** START OF Source records **

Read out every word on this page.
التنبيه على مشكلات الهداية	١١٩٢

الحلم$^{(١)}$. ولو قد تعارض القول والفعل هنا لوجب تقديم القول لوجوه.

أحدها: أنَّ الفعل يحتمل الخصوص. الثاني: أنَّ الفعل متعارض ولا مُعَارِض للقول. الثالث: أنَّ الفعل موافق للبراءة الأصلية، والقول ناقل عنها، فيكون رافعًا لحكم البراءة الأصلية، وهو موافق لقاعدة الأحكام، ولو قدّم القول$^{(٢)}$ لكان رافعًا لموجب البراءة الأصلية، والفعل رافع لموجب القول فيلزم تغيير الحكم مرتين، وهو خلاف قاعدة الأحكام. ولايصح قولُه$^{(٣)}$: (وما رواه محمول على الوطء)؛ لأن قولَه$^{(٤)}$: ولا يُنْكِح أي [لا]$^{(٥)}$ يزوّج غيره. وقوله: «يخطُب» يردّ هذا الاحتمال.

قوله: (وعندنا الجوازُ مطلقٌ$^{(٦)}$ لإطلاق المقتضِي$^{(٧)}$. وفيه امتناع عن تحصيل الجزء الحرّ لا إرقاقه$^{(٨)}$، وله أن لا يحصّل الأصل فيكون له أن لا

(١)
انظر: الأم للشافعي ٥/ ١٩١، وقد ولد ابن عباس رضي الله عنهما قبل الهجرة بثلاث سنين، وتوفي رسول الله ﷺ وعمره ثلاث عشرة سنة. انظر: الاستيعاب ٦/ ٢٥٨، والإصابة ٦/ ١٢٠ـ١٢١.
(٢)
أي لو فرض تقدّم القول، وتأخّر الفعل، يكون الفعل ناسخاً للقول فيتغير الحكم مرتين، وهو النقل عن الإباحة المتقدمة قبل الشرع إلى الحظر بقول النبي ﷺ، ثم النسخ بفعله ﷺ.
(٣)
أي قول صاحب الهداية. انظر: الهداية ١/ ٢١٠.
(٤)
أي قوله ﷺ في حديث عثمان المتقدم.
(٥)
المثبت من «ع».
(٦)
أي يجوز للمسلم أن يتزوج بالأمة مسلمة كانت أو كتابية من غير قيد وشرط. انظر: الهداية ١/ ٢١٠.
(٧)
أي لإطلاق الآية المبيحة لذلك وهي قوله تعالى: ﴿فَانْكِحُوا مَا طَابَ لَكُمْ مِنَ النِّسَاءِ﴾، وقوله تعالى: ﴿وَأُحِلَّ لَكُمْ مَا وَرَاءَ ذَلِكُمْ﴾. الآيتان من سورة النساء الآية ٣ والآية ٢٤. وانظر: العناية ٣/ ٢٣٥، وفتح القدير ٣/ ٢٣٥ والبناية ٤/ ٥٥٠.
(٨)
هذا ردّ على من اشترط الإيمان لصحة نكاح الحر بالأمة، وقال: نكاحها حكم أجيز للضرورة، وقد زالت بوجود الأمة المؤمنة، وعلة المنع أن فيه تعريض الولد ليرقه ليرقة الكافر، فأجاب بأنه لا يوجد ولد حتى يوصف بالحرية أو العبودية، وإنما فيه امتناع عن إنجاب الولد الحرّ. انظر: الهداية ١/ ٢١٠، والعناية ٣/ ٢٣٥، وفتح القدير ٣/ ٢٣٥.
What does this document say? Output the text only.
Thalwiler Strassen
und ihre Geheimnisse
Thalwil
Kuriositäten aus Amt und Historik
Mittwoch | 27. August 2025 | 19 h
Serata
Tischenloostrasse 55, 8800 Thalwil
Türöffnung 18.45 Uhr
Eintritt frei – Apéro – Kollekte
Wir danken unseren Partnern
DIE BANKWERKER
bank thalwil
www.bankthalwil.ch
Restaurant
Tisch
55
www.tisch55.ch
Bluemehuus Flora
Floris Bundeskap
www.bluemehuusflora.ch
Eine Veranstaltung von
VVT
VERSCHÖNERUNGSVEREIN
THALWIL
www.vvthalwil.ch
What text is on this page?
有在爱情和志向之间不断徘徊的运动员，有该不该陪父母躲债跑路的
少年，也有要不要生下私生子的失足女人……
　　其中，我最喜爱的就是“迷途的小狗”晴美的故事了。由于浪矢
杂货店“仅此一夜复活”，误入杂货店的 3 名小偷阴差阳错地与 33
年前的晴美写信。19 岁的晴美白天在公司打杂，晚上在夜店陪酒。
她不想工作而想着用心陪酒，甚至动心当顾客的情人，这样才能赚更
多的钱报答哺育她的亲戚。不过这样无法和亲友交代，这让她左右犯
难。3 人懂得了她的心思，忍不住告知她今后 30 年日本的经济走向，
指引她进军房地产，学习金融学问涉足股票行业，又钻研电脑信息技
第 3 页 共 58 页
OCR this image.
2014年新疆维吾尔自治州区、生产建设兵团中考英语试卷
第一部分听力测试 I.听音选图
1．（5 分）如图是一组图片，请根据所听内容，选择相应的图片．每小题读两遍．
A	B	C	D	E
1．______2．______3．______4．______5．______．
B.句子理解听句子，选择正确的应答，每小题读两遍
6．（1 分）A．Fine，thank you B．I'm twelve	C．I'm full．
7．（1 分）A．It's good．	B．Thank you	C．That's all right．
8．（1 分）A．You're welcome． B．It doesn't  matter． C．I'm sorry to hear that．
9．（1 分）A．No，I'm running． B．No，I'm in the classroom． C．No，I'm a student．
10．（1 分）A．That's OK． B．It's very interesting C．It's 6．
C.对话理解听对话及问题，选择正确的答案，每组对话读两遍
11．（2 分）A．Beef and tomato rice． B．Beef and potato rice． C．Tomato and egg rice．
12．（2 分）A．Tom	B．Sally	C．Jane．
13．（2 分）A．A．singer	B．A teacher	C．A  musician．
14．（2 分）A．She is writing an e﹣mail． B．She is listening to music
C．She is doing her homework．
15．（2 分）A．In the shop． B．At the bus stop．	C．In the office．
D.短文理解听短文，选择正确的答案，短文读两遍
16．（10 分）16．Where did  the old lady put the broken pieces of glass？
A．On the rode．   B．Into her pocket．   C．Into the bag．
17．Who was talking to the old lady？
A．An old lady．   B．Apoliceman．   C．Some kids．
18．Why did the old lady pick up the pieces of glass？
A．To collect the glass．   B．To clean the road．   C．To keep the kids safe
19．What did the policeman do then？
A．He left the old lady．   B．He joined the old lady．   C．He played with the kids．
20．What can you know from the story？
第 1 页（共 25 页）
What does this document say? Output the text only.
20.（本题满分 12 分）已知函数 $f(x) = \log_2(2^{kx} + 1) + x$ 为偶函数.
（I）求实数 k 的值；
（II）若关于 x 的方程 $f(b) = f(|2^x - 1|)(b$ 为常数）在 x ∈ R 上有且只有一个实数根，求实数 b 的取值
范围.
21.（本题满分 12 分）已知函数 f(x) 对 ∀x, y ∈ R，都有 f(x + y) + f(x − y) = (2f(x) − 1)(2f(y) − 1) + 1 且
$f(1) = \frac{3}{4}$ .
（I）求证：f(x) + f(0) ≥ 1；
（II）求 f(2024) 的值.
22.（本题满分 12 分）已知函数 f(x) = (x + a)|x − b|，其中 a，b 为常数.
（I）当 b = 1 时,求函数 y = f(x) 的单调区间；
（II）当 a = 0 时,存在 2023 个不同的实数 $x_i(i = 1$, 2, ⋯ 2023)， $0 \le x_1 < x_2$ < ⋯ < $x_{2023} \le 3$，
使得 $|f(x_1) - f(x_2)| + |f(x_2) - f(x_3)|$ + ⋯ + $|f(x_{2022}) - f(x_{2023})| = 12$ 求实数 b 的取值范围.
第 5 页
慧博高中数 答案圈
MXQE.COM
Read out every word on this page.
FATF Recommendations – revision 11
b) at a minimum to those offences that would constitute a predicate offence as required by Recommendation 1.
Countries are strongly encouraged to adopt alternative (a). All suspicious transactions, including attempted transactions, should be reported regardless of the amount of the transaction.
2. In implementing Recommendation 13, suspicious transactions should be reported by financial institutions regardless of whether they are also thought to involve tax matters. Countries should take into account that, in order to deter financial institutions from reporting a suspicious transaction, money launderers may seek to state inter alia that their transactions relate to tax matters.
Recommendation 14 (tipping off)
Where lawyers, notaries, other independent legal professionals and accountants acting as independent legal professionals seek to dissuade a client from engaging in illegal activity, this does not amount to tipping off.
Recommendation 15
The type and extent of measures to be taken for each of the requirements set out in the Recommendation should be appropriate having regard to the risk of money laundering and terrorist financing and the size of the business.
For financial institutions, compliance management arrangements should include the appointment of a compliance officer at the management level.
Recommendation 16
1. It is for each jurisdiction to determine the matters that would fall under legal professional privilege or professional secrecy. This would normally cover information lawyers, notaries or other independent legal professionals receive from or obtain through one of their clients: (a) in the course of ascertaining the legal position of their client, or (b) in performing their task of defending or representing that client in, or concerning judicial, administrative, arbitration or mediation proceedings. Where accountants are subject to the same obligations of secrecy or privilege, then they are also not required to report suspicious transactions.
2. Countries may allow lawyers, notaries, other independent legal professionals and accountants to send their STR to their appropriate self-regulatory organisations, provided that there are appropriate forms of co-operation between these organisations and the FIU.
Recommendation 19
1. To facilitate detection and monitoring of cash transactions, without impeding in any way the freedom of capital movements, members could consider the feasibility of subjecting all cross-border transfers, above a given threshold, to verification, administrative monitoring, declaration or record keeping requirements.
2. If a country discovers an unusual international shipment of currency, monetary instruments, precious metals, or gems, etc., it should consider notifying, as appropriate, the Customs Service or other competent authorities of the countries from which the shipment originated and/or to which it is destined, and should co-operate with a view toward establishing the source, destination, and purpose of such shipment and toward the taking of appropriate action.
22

** END OF Source records **

## Objective
Search the listing for the word "glass" and return each line that holds it.

## Answer
16．（10 分）16．Where did  the old lady put the broken pieces of glass？
18．Why did the old lady pick up the pieces of glass？
A．To collect the glass．   B．To clean the road．   C．To keep the kids safe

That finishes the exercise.